EXERCISE DIRECTIONS:
The entries are to be returned exactly, with images left out.

______

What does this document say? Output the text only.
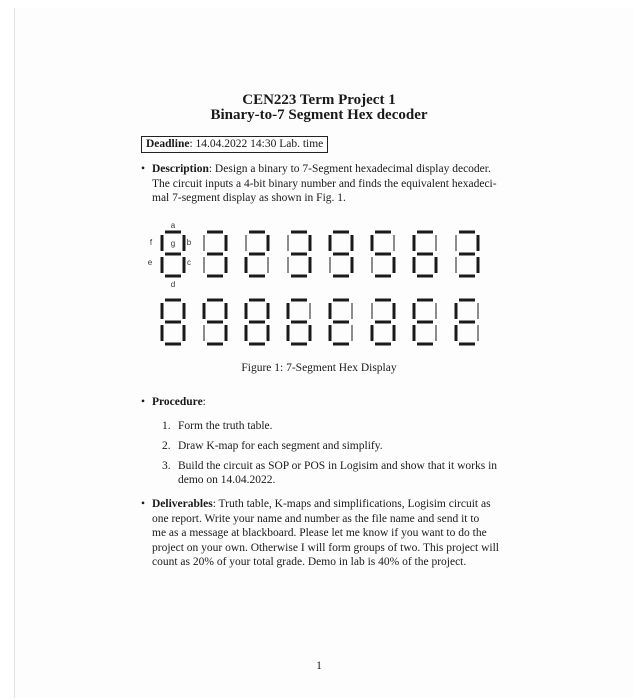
CEN223 Term Project 1
Binary-to-7 Segment Hex decoder
Deadline: 14.04.2022 14:30 Lab. time
• Description: Design a binary to 7-Segment hexadecimal display decoder.
The circuit inputs a 4-bit binary number and finds the equivalent hexadeci-
mal 7-segment display as shown in Fig. 1.
a
b
c
d
e
f g
Figure 1: 7-Segment Hex Display
• Procedure:
1. Form the truth table.
2. Draw K-map for each segment and simplify.
3. Build the circuit as SOP or POS in Logisim and show that it works in
demo on 14.04.2022.
• Deliverables: Truth table, K-maps and simplifications, Logisim circuit as
one report. Write your name and number as the file name and send it to
me as a message at blackboard. Please let me know if you want to do the
project on your own. Otherwise I will form groups of two. This project will
count as 20% of your total grade. Demo in lab is 40% of the project.
1
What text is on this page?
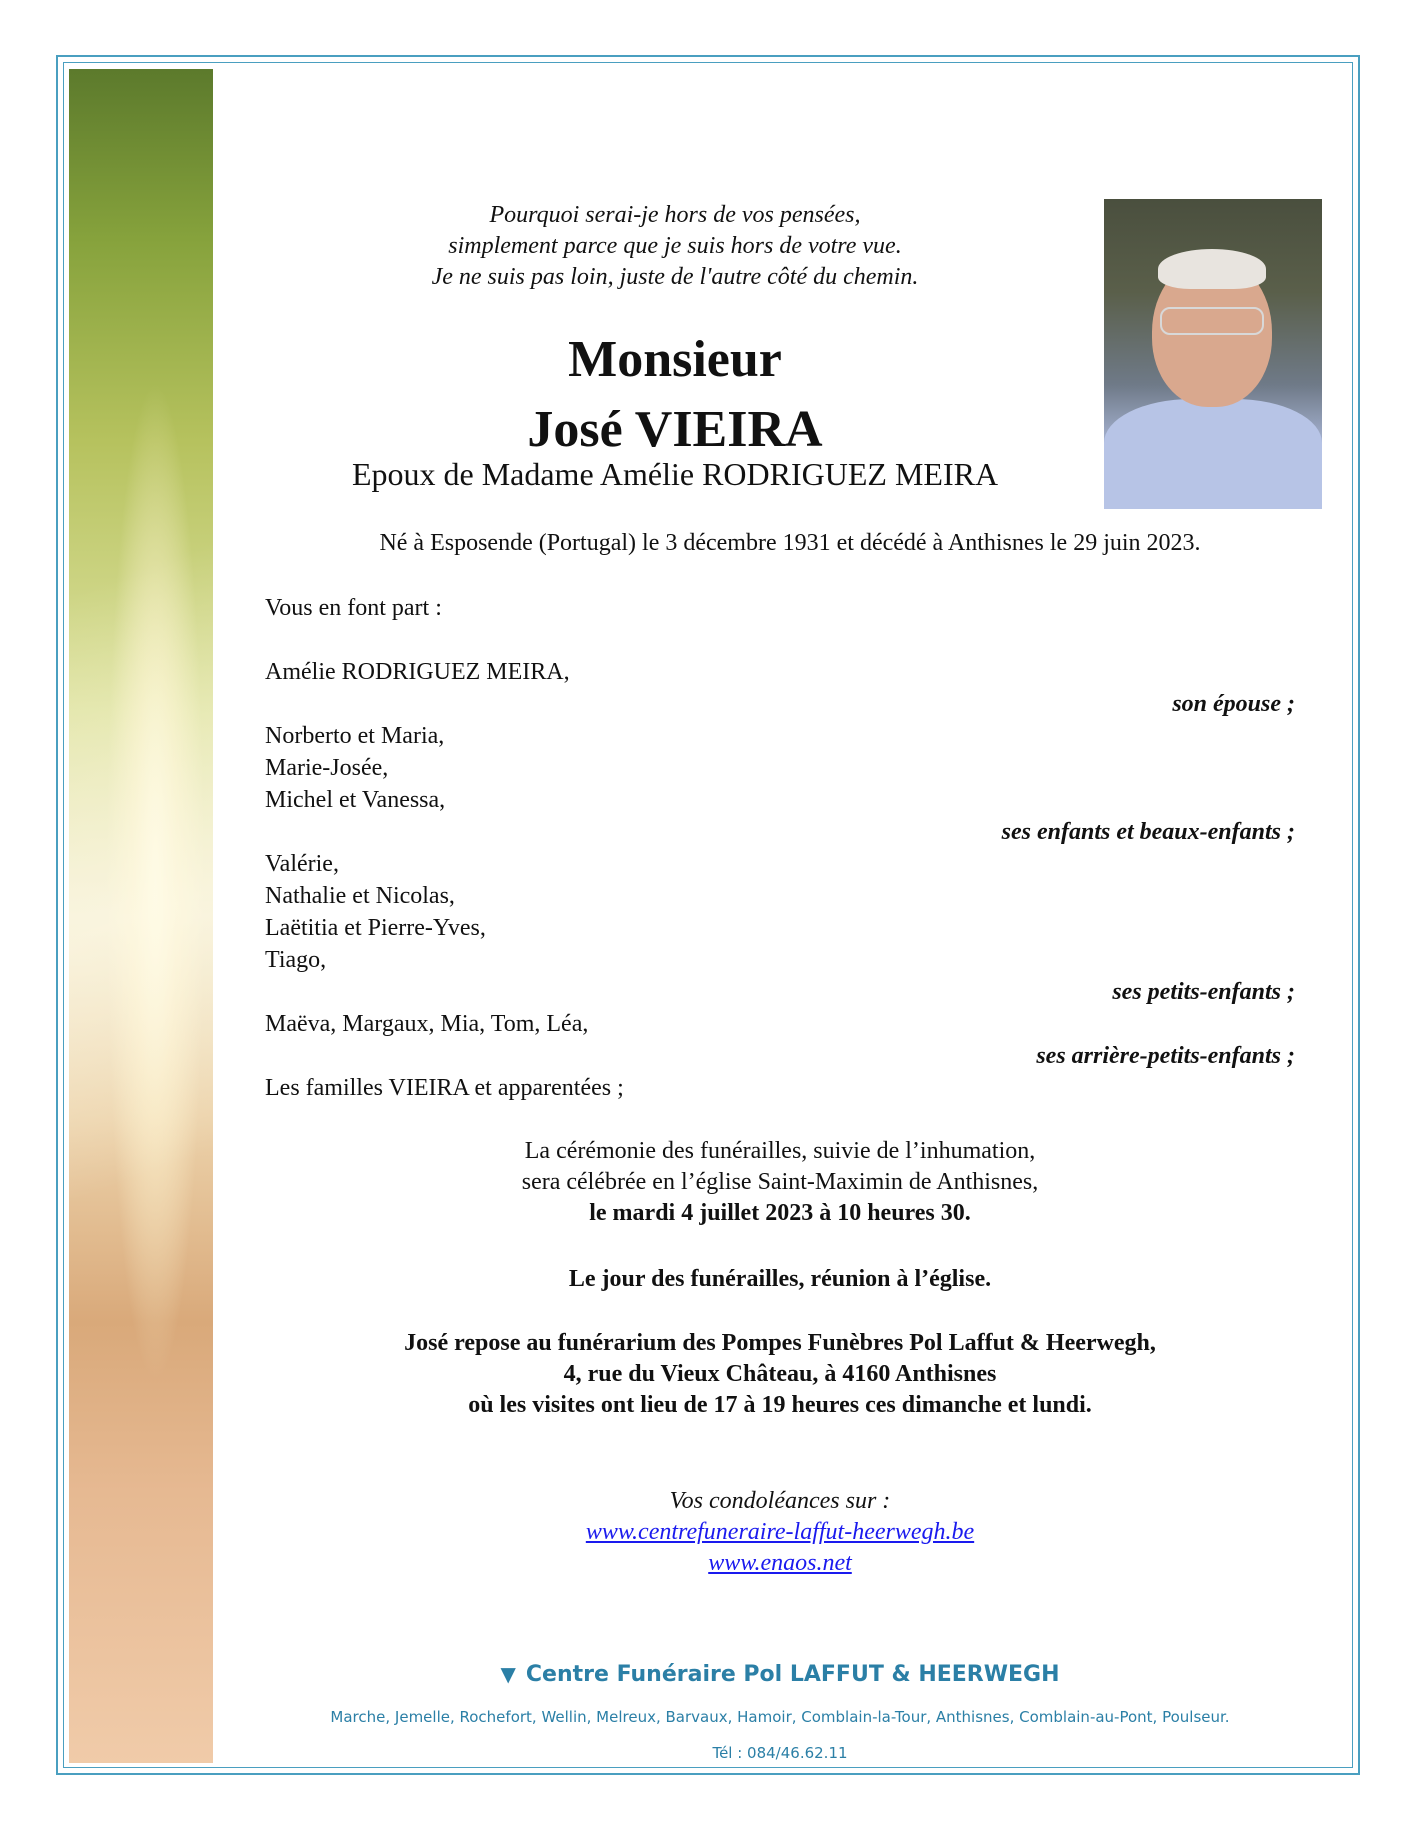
Pourquoi serai-je hors de vos pensées,
simplement parce que je suis hors de votre vue.
Je ne suis pas loin, juste de l'autre côté du chemin.
Monsieur
José VIEIRA
Epoux de Madame Amélie RODRIGUEZ MEIRA
Né à Esposende (Portugal) le 3 décembre 1931 et décédé à Anthisnes le 29 juin 2023.
Vous en font part :
Amélie RODRIGUEZ MEIRA,
son épouse ;
Norberto et Maria,
Marie-Josée,
Michel et Vanessa,
ses enfants et beaux-enfants ;
Valérie,
Nathalie et Nicolas,
Laëtitia et Pierre-Yves,
Tiago,
ses petits-enfants ;
Maëva, Margaux, Mia, Tom, Léa,
ses arrière-petits-enfants ;
Les familles VIEIRA et apparentées ;
La cérémonie des funérailles, suivie de l’inhumation,
sera célébrée en l’église Saint-Maximin de Anthisnes,
le mardi 4 juillet 2023 à 10 heures 30.
Le jour des funérailles, réunion à l’église.
José repose au funérarium des Pompes Funèbres Pol Laffut & Heerwegh,
4, rue du Vieux Château, à 4160 Anthisnes
où les visites ont lieu de 17 à 19 heures ces dimanche et lundi.
Vos condoléances sur :
www.centrefuneraire-laffut-heerwegh.be
www.enaos.net
▼ Centre Funéraire Pol LAFFUT & HEERWEGH
Marche, Jemelle, Rochefort, Wellin, Melreux, Barvaux, Hamoir, Comblain-la-Tour, Anthisnes, Comblain-au-Pont, Poulseur.
Tél : 084/46.62.11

______

THE OUTPUT:
What does this document say? Output the text only.
CEN223 Term Project 1
Binary-to-7 Segment Hex decoder
Deadline: 14.04.2022 14:30 Lab. time
• Description: Design a binary to 7-Segment hexadecimal display decoder.
The circuit inputs a 4-bit binary number and finds the equivalent hexadeci-
mal 7-segment display as shown in Fig. 1.
a
b
c
d
e
f g
Figure 1: 7-Segment Hex Display
• Procedure:
1. Form the truth table.
2. Draw K-map for each segment and simplify.
3. Build the circuit as SOP or POS in Logisim and show that it works in
demo on 14.04.2022.
• Deliverables: Truth table, K-maps and simplifications, Logisim circuit as
one report. Write your name and number as the file name and send it to
me as a message at blackboard. Please let me know if you want to do the
project on your own. Otherwise I will form groups of two. This project will
count as 20% of your total grade. Demo in lab is 40% of the project.
1
What text is on this page?
Pourquoi serai-je hors de vos pensées,
simplement parce que je suis hors de votre vue.
Je ne suis pas loin, juste de l'autre côté du chemin.
Monsieur
José VIEIRA
Epoux de Madame Amélie RODRIGUEZ MEIRA
Né à Esposende (Portugal) le 3 décembre 1931 et décédé à Anthisnes le 29 juin 2023.
Vous en font part :
Amélie RODRIGUEZ MEIRA,
son épouse ;
Norberto et Maria,
Marie-Josée,
Michel et Vanessa,
ses enfants et beaux-enfants ;
Valérie,
Nathalie et Nicolas,
Laëtitia et Pierre-Yves,
Tiago,
ses petits-enfants ;
Maëva, Margaux, Mia, Tom, Léa,
ses arrière-petits-enfants ;
Les familles VIEIRA et apparentées ;
La cérémonie des funérailles, suivie de l’inhumation,
sera célébrée en l’église Saint-Maximin de Anthisnes,
le mardi 4 juillet 2023 à 10 heures 30.
Le jour des funérailles, réunion à l’église.
José repose au funérarium des Pompes Funèbres Pol Laffut & Heerwegh,
4, rue du Vieux Château, à 4160 Anthisnes
où les visites ont lieu de 17 à 19 heures ces dimanche et lundi.
Vos condoléances sur :
www.centrefuneraire-laffut-heerwegh.be
www.enaos.net
▼ Centre Funéraire Pol LAFFUT & HEERWEGH
Marche, Jemelle, Rochefort, Wellin, Melreux, Barvaux, Hamoir, Comblain-la-Tour, Anthisnes, Comblain-au-Pont, Poulseur.
Tél : 084/46.62.11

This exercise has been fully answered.